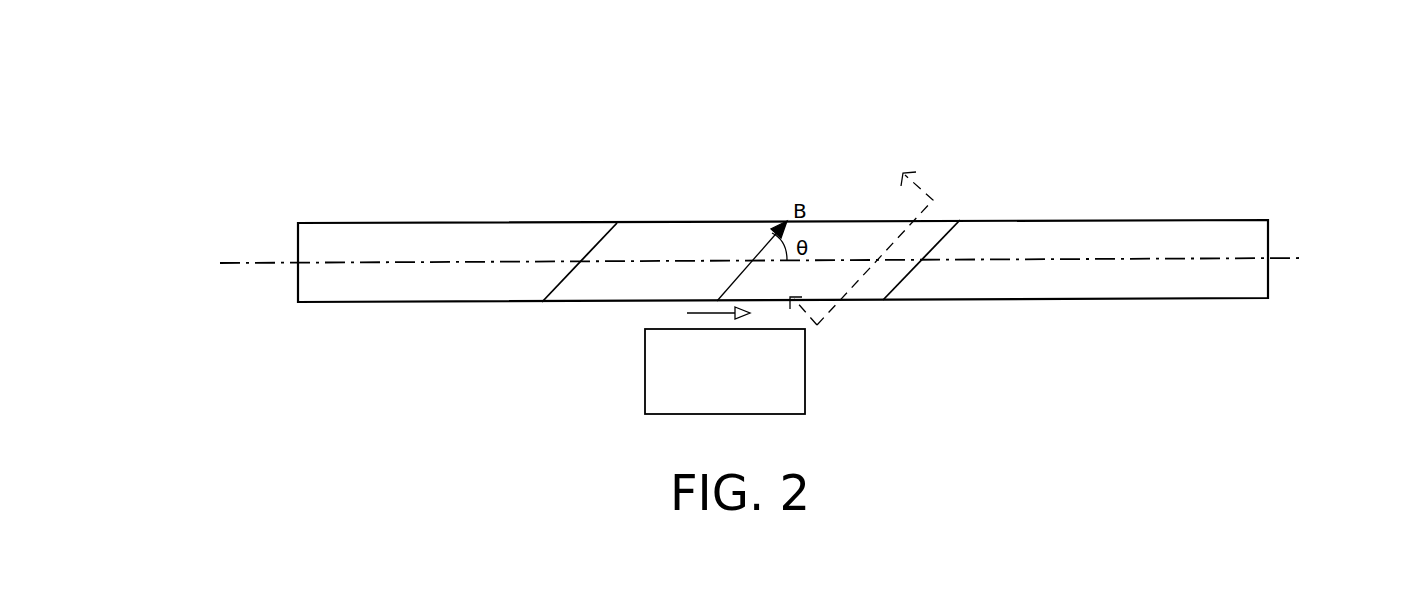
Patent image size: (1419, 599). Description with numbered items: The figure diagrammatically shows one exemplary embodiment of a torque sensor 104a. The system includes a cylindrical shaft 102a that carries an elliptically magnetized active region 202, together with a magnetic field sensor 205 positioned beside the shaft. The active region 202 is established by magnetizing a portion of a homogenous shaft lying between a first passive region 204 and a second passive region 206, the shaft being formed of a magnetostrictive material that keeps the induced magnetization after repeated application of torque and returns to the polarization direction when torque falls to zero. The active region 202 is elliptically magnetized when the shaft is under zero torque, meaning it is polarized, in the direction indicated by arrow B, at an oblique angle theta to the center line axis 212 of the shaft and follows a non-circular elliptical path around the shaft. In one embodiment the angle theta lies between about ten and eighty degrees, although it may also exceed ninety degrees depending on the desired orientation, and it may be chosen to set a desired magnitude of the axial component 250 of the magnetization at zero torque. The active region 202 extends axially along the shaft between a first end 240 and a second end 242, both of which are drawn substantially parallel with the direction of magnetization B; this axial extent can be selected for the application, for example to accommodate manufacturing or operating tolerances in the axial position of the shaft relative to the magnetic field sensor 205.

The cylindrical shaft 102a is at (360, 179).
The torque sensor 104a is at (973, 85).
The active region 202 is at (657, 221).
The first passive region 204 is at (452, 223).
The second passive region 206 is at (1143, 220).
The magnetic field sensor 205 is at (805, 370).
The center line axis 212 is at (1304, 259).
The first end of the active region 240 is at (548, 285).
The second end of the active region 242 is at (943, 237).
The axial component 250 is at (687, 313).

* * *

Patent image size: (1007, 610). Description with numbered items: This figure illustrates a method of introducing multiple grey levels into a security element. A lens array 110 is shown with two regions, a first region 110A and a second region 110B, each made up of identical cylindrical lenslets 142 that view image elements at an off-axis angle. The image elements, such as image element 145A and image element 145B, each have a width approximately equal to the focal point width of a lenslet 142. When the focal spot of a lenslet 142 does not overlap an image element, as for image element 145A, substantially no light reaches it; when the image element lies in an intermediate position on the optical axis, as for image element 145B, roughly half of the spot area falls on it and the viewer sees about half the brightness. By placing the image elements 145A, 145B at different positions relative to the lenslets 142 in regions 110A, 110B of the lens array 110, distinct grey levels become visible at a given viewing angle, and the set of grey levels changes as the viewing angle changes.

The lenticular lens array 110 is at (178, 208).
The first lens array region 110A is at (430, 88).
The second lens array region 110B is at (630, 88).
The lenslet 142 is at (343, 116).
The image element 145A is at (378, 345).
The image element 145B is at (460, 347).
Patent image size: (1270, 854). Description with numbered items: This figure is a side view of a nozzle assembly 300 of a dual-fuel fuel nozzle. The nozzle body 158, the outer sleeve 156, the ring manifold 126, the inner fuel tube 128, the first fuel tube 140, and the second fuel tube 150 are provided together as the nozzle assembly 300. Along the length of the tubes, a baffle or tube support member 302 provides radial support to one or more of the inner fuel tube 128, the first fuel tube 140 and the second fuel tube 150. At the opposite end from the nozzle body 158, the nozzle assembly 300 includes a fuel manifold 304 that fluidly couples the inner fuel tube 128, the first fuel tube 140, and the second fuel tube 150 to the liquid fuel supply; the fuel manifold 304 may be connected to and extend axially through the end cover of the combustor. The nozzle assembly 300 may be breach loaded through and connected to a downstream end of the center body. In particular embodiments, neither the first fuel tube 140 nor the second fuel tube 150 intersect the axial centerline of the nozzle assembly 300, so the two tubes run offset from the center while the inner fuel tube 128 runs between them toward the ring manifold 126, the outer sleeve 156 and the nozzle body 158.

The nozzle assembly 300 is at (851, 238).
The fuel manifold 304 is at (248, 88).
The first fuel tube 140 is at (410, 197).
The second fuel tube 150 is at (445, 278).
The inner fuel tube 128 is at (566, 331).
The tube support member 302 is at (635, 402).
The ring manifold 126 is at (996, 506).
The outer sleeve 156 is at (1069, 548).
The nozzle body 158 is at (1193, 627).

◆ SHORT EXERCISE ◆
Return every line from the one containing "Patent image size: (1419, 599)." down to the one containing "The axial component 250 is at (687, 313).", both included, reproducing each exactly.

◆ ANSWER FOR THIS EXERCISE ◆
Patent image size: (1419, 599). Description with numbered items: The figure diagrammatically shows one exemplary embodiment of a torque sensor 104a. The system includes a cylindrical shaft 102a that carries an elliptically magnetized active region 202, together with a magnetic field sensor 205 positioned beside the shaft. The active region 202 is established by magnetizing a portion of a homogenous shaft lying between a first passive region 204 and a second passive region 206, the shaft being formed of a magnetostrictive material that keeps the induced magnetization after repeated application of torque and returns to the polarization direction when torque falls to zero. The active region 202 is elliptically magnetized when the shaft is under zero torque, meaning it is polarized, in the direction indicated by arrow B, at an oblique angle theta to the center line axis 212 of the shaft and follows a non-circular elliptical path around the shaft. In one embodiment the angle theta lies between about ten and eighty degrees, although it may also exceed ninety degrees depending on the desired orientation, and it may be chosen to set a desired magnitude of the axial component 250 of the magnetization at zero torque. The active region 202 extends axially along the shaft between a first end 240 and a second end 242, both of which are drawn substantially parallel with the direction of magnetization B; this axial extent can be selected for the application, for example to accommodate manufacturing or operating tolerances in the axial position of the shaft relative to the magnetic field sensor 205.

The cylindrical shaft 102a is at (360, 179).
The torque sensor 104a is at (973, 85).
The active region 202 is at (657, 221).
The first passive region 204 is at (452, 223).
The second passive region 206 is at (1143, 220).
The magnetic field sensor 205 is at (805, 370).
The center line axis 212 is at (1304, 259).
The first end of the active region 240 is at (548, 285).
The second end of the active region 242 is at (943, 237).
The axial component 250 is at (687, 313).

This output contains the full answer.